--- START THE DATA ---

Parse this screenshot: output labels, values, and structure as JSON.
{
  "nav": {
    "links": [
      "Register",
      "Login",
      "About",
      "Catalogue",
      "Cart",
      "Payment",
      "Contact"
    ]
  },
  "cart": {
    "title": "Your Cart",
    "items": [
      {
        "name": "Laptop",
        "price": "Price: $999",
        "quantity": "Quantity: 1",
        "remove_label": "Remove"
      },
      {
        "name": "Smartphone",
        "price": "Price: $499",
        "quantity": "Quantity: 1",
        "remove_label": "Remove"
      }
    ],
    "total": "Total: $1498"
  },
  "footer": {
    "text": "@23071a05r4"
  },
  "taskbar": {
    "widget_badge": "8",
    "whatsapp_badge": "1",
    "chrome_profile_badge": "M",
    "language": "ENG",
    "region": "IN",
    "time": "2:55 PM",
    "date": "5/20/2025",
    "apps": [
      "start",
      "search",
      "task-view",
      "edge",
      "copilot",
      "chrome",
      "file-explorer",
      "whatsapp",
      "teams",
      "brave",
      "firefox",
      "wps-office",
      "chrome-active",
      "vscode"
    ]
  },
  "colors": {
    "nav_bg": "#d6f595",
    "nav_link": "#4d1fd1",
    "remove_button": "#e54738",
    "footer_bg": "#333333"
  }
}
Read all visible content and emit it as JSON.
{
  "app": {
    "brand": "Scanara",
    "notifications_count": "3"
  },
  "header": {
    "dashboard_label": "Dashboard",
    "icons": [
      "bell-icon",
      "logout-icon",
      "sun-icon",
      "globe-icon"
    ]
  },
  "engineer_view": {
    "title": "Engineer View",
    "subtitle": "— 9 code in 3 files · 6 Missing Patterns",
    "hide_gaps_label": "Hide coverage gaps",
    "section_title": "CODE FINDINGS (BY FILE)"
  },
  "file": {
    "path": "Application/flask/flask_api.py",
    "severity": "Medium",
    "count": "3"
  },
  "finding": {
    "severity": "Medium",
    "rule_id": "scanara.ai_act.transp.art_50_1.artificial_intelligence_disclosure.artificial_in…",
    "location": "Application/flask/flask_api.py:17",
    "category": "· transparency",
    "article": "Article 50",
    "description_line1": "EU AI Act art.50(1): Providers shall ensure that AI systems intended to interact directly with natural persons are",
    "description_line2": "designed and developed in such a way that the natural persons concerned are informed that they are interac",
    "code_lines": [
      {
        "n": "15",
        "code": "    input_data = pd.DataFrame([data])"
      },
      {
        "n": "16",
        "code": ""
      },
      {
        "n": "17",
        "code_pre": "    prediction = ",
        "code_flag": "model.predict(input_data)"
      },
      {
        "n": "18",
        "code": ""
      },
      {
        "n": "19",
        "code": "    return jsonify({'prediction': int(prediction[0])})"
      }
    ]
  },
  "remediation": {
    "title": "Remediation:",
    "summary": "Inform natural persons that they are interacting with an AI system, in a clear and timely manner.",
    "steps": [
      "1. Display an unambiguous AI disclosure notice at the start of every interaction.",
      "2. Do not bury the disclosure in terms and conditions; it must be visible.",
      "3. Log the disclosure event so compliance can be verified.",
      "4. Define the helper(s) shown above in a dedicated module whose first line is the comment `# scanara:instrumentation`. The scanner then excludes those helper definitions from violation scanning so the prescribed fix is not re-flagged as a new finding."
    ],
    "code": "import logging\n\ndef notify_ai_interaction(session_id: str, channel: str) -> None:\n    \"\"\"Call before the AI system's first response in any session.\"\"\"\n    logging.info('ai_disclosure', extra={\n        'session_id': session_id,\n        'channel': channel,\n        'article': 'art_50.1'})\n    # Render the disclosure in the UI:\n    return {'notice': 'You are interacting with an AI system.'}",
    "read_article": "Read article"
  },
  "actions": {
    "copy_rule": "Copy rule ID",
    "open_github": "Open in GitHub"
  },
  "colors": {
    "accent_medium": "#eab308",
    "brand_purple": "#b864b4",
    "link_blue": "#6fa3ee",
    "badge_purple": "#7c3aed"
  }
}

--- END THE DATA ---

Reproduce all the data word for word.

Parse this screenshot: output labels, values, and structure as JSON.
{
  "nav": {
    "links": [
      "Register",
      "Login",
      "About",
      "Catalogue",
      "Cart",
      "Payment",
      "Contact"
    ]
  },
  "cart": {
    "title": "Your Cart",
    "items": [
      {
        "name": "Laptop",
        "price": "Price: $999",
        "quantity": "Quantity: 1",
        "remove_label": "Remove"
      },
      {
        "name": "Smartphone",
        "price": "Price: $499",
        "quantity": "Quantity: 1",
        "remove_label": "Remove"
      }
    ],
    "total": "Total: $1498"
  },
  "footer": {
    "text": "@23071a05r4"
  },
  "taskbar": {
    "widget_badge": "8",
    "whatsapp_badge": "1",
    "chrome_profile_badge": "M",
    "language": "ENG",
    "region": "IN",
    "time": "2:55 PM",
    "date": "5/20/2025",
    "apps": [
      "start",
      "search",
      "task-view",
      "edge",
      "copilot",
      "chrome",
      "file-explorer",
      "whatsapp",
      "teams",
      "brave",
      "firefox",
      "wps-office",
      "chrome-active",
      "vscode"
    ]
  },
  "colors": {
    "nav_bg": "#d6f595",
    "nav_link": "#4d1fd1",
    "remove_button": "#e54738",
    "footer_bg": "#333333"
  }
}
Read all visible content and emit it as JSON.
{
  "app": {
    "brand": "Scanara",
    "notifications_count": "3"
  },
  "header": {
    "dashboard_label": "Dashboard",
    "icons": [
      "bell-icon",
      "logout-icon",
      "sun-icon",
      "globe-icon"
    ]
  },
  "engineer_view": {
    "title": "Engineer View",
    "subtitle": "— 9 code in 3 files · 6 Missing Patterns",
    "hide_gaps_label": "Hide coverage gaps",
    "section_title": "CODE FINDINGS (BY FILE)"
  },
  "file": {
    "path": "Application/flask/flask_api.py",
    "severity": "Medium",
    "count": "3"
  },
  "finding": {
    "severity": "Medium",
    "rule_id": "scanara.ai_act.transp.art_50_1.artificial_intelligence_disclosure.artificial_in…",
    "location": "Application/flask/flask_api.py:17",
    "category": "· transparency",
    "article": "Article 50",
    "description_line1": "EU AI Act art.50(1): Providers shall ensure that AI systems intended to interact directly with natural persons are",
    "description_line2": "designed and developed in such a way that the natural persons concerned are informed that they are interac",
    "code_lines": [
      {
        "n": "15",
        "code": "    input_data = pd.DataFrame([data])"
      },
      {
        "n": "16",
        "code": ""
      },
      {
        "n": "17",
        "code_pre": "    prediction = ",
        "code_flag": "model.predict(input_data)"
      },
      {
        "n": "18",
        "code": ""
      },
      {
        "n": "19",
        "code": "    return jsonify({'prediction': int(prediction[0])})"
      }
    ]
  },
  "remediation": {
    "title": "Remediation:",
    "summary": "Inform natural persons that they are interacting with an AI system, in a clear and timely manner.",
    "steps": [
      "1. Display an unambiguous AI disclosure notice at the start of every interaction.",
      "2. Do not bury the disclosure in terms and conditions; it must be visible.",
      "3. Log the disclosure event so compliance can be verified.",
      "4. Define the helper(s) shown above in a dedicated module whose first line is the comment `# scanara:instrumentation`. The scanner then excludes those helper definitions from violation scanning so the prescribed fix is not re-flagged as a new finding."
    ],
    "code": "import logging\n\ndef notify_ai_interaction(session_id: str, channel: str) -> None:\n    \"\"\"Call before the AI system's first response in any session.\"\"\"\n    logging.info('ai_disclosure', extra={\n        'session_id': session_id,\n        'channel': channel,\n        'article': 'art_50.1'})\n    # Render the disclosure in the UI:\n    return {'notice': 'You are interacting with an AI system.'}",
    "read_article": "Read article"
  },
  "actions": {
    "copy_rule": "Copy rule ID",
    "open_github": "Open in GitHub"
  },
  "colors": {
    "accent_medium": "#eab308",
    "brand_purple": "#b864b4",
    "link_blue": "#6fa3ee",
    "badge_purple": "#7c3aed"
  }
}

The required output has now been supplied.